What is being asked: Below are the entries; output exactly the lines from the one containing "Extract the structured" through the final line, inclusive.

Provided material:
***

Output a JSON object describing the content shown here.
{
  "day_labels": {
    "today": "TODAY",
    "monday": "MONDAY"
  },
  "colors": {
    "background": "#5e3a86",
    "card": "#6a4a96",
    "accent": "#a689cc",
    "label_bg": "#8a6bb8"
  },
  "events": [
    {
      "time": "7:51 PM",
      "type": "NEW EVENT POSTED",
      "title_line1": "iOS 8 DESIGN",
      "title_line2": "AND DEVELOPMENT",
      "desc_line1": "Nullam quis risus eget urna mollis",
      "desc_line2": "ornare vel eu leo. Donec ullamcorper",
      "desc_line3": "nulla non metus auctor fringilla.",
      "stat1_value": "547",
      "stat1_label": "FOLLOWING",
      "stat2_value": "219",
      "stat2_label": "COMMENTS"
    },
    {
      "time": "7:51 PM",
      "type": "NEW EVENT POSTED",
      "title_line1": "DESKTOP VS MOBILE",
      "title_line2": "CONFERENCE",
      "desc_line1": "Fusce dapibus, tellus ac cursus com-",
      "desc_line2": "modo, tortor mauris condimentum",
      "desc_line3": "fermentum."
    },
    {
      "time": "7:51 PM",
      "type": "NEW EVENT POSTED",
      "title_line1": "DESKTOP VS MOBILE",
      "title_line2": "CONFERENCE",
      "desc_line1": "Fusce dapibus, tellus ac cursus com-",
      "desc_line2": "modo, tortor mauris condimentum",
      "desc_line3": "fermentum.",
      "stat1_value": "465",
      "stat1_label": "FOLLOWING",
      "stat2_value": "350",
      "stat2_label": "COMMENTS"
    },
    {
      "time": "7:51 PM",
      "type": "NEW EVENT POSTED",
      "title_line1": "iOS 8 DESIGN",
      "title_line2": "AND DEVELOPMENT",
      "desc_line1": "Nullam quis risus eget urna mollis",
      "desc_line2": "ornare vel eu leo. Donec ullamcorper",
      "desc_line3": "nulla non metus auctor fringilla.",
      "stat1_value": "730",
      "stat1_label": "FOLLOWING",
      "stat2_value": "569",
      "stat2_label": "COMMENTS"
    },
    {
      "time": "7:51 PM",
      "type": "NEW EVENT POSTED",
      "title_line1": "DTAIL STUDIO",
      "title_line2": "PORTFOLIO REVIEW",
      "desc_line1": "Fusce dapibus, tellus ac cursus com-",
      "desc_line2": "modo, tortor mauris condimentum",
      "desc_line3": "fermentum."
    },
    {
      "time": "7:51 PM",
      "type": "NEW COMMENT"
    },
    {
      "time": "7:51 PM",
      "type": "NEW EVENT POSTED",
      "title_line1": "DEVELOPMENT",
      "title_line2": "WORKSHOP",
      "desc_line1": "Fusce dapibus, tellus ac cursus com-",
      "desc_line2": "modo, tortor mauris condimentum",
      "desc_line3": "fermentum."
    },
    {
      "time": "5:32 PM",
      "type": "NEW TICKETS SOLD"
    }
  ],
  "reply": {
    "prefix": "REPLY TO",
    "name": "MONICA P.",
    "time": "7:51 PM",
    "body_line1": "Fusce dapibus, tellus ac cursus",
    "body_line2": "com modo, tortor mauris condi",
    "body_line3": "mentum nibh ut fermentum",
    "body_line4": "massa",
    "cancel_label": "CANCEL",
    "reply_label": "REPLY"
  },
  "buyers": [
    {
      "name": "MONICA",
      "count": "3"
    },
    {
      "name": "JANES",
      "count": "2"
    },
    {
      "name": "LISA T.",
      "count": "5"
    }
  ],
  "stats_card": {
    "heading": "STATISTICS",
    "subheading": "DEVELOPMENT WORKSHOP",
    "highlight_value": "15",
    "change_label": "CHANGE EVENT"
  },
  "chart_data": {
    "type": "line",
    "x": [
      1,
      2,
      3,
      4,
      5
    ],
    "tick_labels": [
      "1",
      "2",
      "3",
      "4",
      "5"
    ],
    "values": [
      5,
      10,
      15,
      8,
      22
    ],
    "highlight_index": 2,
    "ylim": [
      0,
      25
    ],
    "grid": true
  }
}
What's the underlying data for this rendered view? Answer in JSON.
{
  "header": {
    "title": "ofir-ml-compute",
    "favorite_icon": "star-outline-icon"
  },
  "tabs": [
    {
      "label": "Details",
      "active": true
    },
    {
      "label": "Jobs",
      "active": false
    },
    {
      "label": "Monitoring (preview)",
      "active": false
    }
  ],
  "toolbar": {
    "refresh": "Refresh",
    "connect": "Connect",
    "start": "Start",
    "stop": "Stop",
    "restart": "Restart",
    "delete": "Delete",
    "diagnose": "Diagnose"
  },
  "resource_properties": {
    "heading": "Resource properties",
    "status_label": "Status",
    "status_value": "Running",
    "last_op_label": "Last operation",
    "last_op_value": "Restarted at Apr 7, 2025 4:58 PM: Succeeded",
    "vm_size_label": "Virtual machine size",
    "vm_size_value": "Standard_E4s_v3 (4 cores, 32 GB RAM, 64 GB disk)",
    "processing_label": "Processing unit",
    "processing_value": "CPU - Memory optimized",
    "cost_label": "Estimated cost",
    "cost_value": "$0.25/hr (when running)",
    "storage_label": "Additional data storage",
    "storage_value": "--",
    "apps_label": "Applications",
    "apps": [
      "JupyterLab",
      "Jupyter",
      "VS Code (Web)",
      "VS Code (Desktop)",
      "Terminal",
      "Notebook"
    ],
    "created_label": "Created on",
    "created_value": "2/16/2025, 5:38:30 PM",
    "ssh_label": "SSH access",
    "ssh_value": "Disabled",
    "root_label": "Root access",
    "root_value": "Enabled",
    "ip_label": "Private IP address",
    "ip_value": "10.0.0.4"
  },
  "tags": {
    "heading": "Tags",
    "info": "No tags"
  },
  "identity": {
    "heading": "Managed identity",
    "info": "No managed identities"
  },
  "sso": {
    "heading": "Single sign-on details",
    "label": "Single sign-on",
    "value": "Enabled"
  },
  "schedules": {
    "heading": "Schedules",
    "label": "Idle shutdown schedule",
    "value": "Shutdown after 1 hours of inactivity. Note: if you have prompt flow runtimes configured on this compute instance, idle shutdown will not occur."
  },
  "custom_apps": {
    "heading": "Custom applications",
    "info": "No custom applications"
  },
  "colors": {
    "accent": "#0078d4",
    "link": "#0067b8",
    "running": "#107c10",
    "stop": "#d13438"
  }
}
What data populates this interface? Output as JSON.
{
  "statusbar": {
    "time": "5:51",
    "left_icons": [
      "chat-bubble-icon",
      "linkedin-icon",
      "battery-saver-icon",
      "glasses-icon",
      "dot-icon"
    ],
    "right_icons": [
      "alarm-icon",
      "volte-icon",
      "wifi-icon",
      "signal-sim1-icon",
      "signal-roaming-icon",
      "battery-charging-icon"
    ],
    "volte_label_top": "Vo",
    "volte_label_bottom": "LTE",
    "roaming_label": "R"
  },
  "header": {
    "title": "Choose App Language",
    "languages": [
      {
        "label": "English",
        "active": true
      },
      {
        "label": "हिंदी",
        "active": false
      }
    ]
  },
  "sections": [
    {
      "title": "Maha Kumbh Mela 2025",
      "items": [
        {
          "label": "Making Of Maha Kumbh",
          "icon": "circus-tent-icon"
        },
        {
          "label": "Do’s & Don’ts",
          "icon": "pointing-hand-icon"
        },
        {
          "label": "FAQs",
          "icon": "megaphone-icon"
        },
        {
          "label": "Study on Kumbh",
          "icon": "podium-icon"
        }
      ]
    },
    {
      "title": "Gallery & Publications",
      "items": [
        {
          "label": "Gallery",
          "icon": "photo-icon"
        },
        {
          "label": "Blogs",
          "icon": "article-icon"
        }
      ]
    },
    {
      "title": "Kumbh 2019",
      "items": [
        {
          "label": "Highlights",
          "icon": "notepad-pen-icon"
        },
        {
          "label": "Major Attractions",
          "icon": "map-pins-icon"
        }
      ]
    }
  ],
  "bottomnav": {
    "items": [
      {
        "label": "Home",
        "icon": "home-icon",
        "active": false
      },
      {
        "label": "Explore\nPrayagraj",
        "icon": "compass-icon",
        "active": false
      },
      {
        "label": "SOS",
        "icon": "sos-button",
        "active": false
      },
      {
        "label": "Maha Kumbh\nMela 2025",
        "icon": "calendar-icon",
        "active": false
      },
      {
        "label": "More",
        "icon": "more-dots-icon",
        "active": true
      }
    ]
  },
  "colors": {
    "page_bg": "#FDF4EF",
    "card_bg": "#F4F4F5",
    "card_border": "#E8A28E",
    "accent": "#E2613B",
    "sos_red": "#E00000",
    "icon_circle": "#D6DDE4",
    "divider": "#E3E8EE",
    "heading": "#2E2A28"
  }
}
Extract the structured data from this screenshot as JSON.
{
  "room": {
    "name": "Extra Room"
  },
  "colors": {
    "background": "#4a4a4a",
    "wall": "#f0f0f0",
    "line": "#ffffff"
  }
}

***

Task answer:
Extract the structured data from this screenshot as JSON.
{
  "room": {
    "name": "Extra Room"
  },
  "colors": {
    "background": "#4a4a4a",
    "wall": "#f0f0f0",
    "line": "#ffffff"
  }
}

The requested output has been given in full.